**Excerpt to read:**
* start *

I teach those 3 hour studio art classes. Those classes meet twice each week for 3 hours each. That's 6 hours of contact time with each student each week. 6 hours in the same room with them. 6 hours of working on tedious projects. If you wanted to be the dry deliverer of information, your classes would seem unbearable. I had classes like that in college. Dreadful. But I also had classes with engaging and fun professors who yelled and waxed philosophical in class while their students worked. Those were the preferred studio environments.
Seasame Street and the Magic School Bus taught us that education can be entertaining. Taking notes from Kermit the Frog, I've learned that my classes can be rigorous, my projects can be challenging and my subject matter feared as long as I make it fun. I know there are teachers who would scoff at this, and I'd quietly tell you to spend 6 hours a week in those teachers' classes and get back to me on who was correct. Because my subject is Sculpture, I basically live in a toy box every day at school. When I get bored watching students work without needing any help, I can grab a couple of things and make some sort of ridiculous thing to make everyone laugh. We can take a couple of hammers to a project gone astray and pulverize it into oblivion. We'll do something absurd for a couple of minutes and then everyone can get back to work with a renewed sense of focus. My method is proven. It holds up.
But the social aspect of being a teacher goes beyond this surface classroom entertainment. A good teacher asks questions and gets to know their students. I'm lucky enough to be a part of a department that acts more like a family. Our extra curricular activities allow us to get to know students outside of class and identify with them on different levels. The ways this can link students and professors are many and varied. It's probably just best to give a few real life examples.

* end *

**Objective A:**
In the essay about teaching studio art, what subject does the writer teach?
**Objective B:**
Go on with the essay about teaching studio art, picking up right after its final sentence.
The listing that comes next has no connection to the essay about teaching studio art.

**Data provided:**
* start *

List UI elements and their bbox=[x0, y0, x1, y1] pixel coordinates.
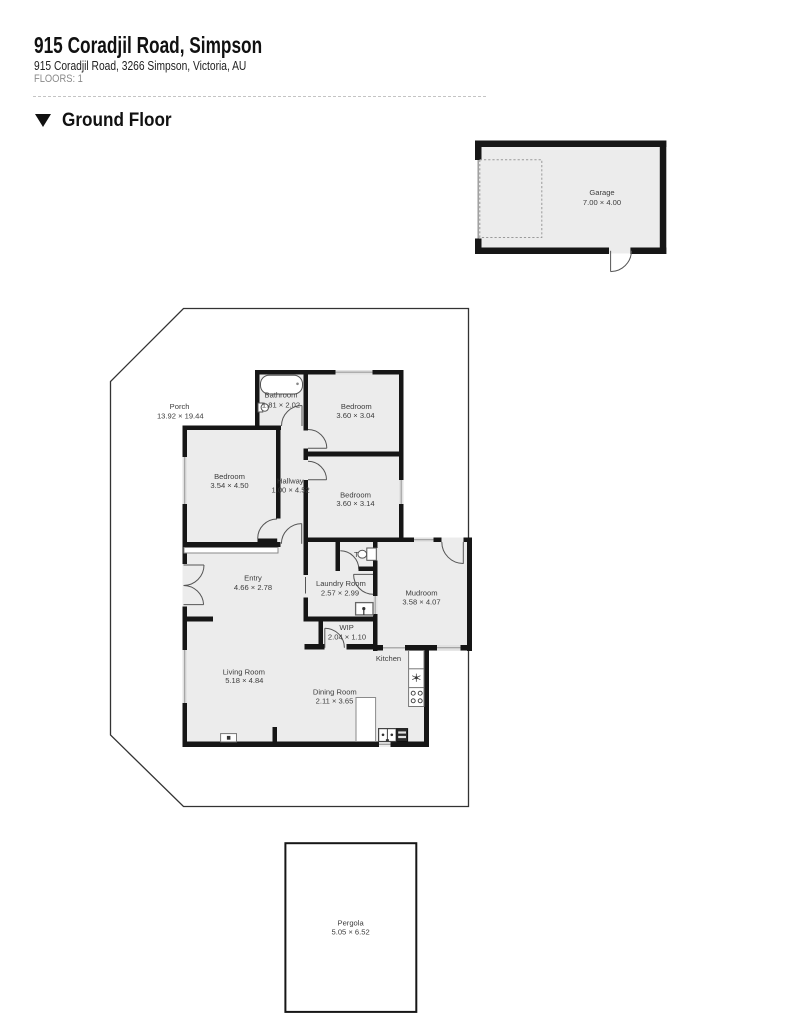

* end *

**Expected output A:**
Sculpture.

**Expected output B:**
We talked about Nick recently. Oh, I guess I shouldn't use real names. So we'll call this student "Snick" to protect his identity. When Snick started out that first year, he wasn't really all that open to my nonsense. When students resist the goofing around and keep their walls high and strong, my tendency is to try harder. Snick wasn't having it. I would have told you at that time that he hated me. So I shifted my time and attention to places I felt it was better received. That part is really difficult and that could probably be a whole series of blog posts, but I'll leave that for another day. Then, 3 years later, I wear Snick down when he's forced to take my class again. I did my usual thing of being silly, asking questions and getting to know him and it worked. He opened up and really came into his own as a sculptor in my classes, making some of the strongest work he made as a student here.
Then there was "Smolly". Smolly showed interest in the nonsense right out of the gate and even participated in it. During less ridiculous conversations she engaged in more thoughtful questions and discussions, even stretching over into some semi-spiritual aspects of art. She continued to be engaged as a student the whole time she was with us and this allowed us to really grow into each other. She's headed off to grad school now and this year she mailed me the most meaningful letter of appreciation.
Oh and what about "Sassy-squatch", "Swhisk", "D'Sean", "D'Danielle" and "D'Katertot"? (This code name thing is hilariously fun for me. I hope Sean reads this and laughs hard at that one....I mean "D'Sean!) They responded well to my nonsense and we all became racquetball buddies and 5K buddies and eat out at every opportunity buddies. They also all excelled in my classes and won awards with their work. And maybe the most significant fact about this group who graduated, what, 5 years ago now, is that I've talked to every single one of them in the last few months. Several in the last week. "Sassy-squatch" is talking to me right this second through Instagram, reliving the memory of that time we ran a 5K together on campus and took ridiculous photos at the finish line and we both accidentally won awards.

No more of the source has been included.